### WHAT IS ASKED
Copy every record word for word.

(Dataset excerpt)
>>>

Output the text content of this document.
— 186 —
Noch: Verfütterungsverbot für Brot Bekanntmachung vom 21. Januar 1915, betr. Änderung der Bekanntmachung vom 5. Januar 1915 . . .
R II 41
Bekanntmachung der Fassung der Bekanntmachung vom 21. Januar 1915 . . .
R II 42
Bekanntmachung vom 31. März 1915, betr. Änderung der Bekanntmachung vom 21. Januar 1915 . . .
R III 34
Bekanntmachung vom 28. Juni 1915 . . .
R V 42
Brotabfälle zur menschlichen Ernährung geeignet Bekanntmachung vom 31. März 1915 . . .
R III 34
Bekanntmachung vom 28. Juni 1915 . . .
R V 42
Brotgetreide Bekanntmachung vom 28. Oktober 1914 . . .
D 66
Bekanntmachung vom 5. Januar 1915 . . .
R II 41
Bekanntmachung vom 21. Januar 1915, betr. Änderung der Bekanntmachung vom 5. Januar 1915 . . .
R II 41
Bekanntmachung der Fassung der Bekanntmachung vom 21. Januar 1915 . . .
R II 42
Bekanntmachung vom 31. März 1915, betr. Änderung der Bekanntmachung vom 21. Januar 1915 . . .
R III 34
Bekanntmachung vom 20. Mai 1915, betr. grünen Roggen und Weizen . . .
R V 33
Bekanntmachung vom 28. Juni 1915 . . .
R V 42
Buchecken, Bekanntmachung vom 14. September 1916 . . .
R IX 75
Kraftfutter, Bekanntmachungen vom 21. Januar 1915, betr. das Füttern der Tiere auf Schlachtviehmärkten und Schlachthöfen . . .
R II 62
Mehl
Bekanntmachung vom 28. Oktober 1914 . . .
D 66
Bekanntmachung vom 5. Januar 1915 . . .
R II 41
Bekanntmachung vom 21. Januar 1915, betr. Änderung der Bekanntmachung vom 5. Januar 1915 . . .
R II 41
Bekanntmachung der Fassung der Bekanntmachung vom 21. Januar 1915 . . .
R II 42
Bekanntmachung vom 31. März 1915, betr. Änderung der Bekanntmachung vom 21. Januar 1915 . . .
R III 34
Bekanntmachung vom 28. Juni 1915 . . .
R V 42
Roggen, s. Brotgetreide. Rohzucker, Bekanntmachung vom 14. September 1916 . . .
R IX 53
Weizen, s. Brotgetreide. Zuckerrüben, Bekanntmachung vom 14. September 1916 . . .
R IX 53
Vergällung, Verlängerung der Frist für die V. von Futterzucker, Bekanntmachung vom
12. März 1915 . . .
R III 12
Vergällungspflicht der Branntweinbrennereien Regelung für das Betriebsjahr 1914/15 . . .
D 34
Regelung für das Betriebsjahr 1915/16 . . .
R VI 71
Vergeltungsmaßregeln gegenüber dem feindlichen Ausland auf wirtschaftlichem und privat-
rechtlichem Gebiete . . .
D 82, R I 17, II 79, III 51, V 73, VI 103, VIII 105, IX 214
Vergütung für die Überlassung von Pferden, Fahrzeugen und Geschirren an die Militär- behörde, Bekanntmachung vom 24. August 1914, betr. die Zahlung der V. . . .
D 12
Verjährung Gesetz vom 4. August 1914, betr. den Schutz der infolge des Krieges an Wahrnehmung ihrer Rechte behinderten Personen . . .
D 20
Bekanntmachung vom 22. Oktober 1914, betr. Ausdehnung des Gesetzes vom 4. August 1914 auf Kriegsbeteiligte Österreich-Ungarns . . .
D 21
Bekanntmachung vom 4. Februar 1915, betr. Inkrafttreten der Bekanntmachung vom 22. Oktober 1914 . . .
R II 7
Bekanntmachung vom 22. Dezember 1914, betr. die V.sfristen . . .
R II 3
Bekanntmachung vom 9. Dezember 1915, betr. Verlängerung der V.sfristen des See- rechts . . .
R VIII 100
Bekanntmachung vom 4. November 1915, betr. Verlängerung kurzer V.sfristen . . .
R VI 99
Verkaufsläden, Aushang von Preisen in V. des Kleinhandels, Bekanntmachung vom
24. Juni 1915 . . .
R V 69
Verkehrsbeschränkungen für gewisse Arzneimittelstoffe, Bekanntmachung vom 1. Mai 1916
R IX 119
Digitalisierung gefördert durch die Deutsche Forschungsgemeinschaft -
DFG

<<<

### FINISHED ANSWER
Output the text content of this document.
— 186 —
Noch: Verfütterungsverbot für Brot Bekanntmachung vom 21. Januar 1915, betr. Änderung der Bekanntmachung vom 5. Januar 1915 . . .
R II 41
Bekanntmachung der Fassung der Bekanntmachung vom 21. Januar 1915 . . .
R II 42
Bekanntmachung vom 31. März 1915, betr. Änderung der Bekanntmachung vom 21. Januar 1915 . . .
R III 34
Bekanntmachung vom 28. Juni 1915 . . .
R V 42
Brotabfälle zur menschlichen Ernährung geeignet Bekanntmachung vom 31. März 1915 . . .
R III 34
Bekanntmachung vom 28. Juni 1915 . . .
R V 42
Brotgetreide Bekanntmachung vom 28. Oktober 1914 . . .
D 66
Bekanntmachung vom 5. Januar 1915 . . .
R II 41
Bekanntmachung vom 21. Januar 1915, betr. Änderung der Bekanntmachung vom 5. Januar 1915 . . .
R II 41
Bekanntmachung der Fassung der Bekanntmachung vom 21. Januar 1915 . . .
R II 42
Bekanntmachung vom 31. März 1915, betr. Änderung der Bekanntmachung vom 21. Januar 1915 . . .
R III 34
Bekanntmachung vom 20. Mai 1915, betr. grünen Roggen und Weizen . . .
R V 33
Bekanntmachung vom 28. Juni 1915 . . .
R V 42
Buchecken, Bekanntmachung vom 14. September 1916 . . .
R IX 75
Kraftfutter, Bekanntmachungen vom 21. Januar 1915, betr. das Füttern der Tiere auf Schlachtviehmärkten und Schlachthöfen . . .
R II 62
Mehl
Bekanntmachung vom 28. Oktober 1914 . . .
D 66
Bekanntmachung vom 5. Januar 1915 . . .
R II 41
Bekanntmachung vom 21. Januar 1915, betr. Änderung der Bekanntmachung vom 5. Januar 1915 . . .
R II 41
Bekanntmachung der Fassung der Bekanntmachung vom 21. Januar 1915 . . .
R II 42
Bekanntmachung vom 31. März 1915, betr. Änderung der Bekanntmachung vom 21. Januar 1915 . . .
R III 34
Bekanntmachung vom 28. Juni 1915 . . .
R V 42
Roggen, s. Brotgetreide. Rohzucker, Bekanntmachung vom 14. September 1916 . . .
R IX 53
Weizen, s. Brotgetreide. Zuckerrüben, Bekanntmachung vom 14. September 1916 . . .
R IX 53
Vergällung, Verlängerung der Frist für die V. von Futterzucker, Bekanntmachung vom
12. März 1915 . . .
R III 12
Vergällungspflicht der Branntweinbrennereien Regelung für das Betriebsjahr 1914/15 . . .
D 34
Regelung für das Betriebsjahr 1915/16 . . .
R VI 71
Vergeltungsmaßregeln gegenüber dem feindlichen Ausland auf wirtschaftlichem und privat-
rechtlichem Gebiete . . .
D 82, R I 17, II 79, III 51, V 73, VI 103, VIII 105, IX 214
Vergütung für die Überlassung von Pferden, Fahrzeugen und Geschirren an die Militär- behörde, Bekanntmachung vom 24. August 1914, betr. die Zahlung der V. . . .
D 12
Verjährung Gesetz vom 4. August 1914, betr. den Schutz der infolge des Krieges an Wahrnehmung ihrer Rechte behinderten Personen . . .
D 20
Bekanntmachung vom 22. Oktober 1914, betr. Ausdehnung des Gesetzes vom 4. August 1914 auf Kriegsbeteiligte Österreich-Ungarns . . .
D 21
Bekanntmachung vom 4. Februar 1915, betr. Inkrafttreten der Bekanntmachung vom 22. Oktober 1914 . . .
R II 7
Bekanntmachung vom 22. Dezember 1914, betr. die V.sfristen . . .
R II 3
Bekanntmachung vom 9. Dezember 1915, betr. Verlängerung der V.sfristen des See- rechts . . .
R VIII 100
Bekanntmachung vom 4. November 1915, betr. Verlängerung kurzer V.sfristen . . .
R VI 99
Verkaufsläden, Aushang von Preisen in V. des Kleinhandels, Bekanntmachung vom
24. Juni 1915 . . .
R V 69
Verkehrsbeschränkungen für gewisse Arzneimittelstoffe, Bekanntmachung vom 1. Mai 1916
R IX 119
Digitalisierung gefördert durch die Deutsche Forschungsgemeinschaft -
DFG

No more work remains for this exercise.